EXERCISE GOAL>
Copy out all of the data exactly as it appears.

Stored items
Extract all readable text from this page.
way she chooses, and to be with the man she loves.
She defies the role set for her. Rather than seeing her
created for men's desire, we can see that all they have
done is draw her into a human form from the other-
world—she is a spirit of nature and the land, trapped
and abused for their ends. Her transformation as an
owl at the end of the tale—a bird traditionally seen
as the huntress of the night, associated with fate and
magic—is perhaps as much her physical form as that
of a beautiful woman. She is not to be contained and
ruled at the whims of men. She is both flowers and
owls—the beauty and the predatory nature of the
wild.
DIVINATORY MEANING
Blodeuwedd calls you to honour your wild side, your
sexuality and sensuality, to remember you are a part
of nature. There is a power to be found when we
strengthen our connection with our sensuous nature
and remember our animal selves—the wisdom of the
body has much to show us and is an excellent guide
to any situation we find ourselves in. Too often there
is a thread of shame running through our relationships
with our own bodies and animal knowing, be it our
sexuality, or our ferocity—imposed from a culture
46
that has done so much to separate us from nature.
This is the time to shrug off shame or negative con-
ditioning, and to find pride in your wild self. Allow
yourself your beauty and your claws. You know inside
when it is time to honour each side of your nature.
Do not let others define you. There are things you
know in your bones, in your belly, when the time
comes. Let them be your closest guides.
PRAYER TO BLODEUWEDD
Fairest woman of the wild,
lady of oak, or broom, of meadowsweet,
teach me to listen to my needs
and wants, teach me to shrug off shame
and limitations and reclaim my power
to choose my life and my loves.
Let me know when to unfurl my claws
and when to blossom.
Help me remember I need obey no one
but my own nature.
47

RESULT OF THE TASK>
Extract all readable text from this page.
way she chooses, and to be with the man she loves.
She defies the role set for her. Rather than seeing her
created for men's desire, we can see that all they have
done is draw her into a human form from the other-
world—she is a spirit of nature and the land, trapped
and abused for their ends. Her transformation as an
owl at the end of the tale—a bird traditionally seen
as the huntress of the night, associated with fate and
magic—is perhaps as much her physical form as that
of a beautiful woman. She is not to be contained and
ruled at the whims of men. She is both flowers and
owls—the beauty and the predatory nature of the
wild.
DIVINATORY MEANING
Blodeuwedd calls you to honour your wild side, your
sexuality and sensuality, to remember you are a part
of nature. There is a power to be found when we
strengthen our connection with our sensuous nature
and remember our animal selves—the wisdom of the
body has much to show us and is an excellent guide
to any situation we find ourselves in. Too often there
is a thread of shame running through our relationships
with our own bodies and animal knowing, be it our
sexuality, or our ferocity—imposed from a culture
46
that has done so much to separate us from nature.
This is the time to shrug off shame or negative con-
ditioning, and to find pride in your wild self. Allow
yourself your beauty and your claws. You know inside
when it is time to honour each side of your nature.
Do not let others define you. There are things you
know in your bones, in your belly, when the time
comes. Let them be your closest guides.
PRAYER TO BLODEUWEDD
Fairest woman of the wild,
lady of oak, or broom, of meadowsweet,
teach me to listen to my needs
and wants, teach me to shrug off shame
and limitations and reclaim my power
to choose my life and my loves.
Let me know when to unfurl my claws
and when to blossom.
Help me remember I need obey no one
but my own nature.
47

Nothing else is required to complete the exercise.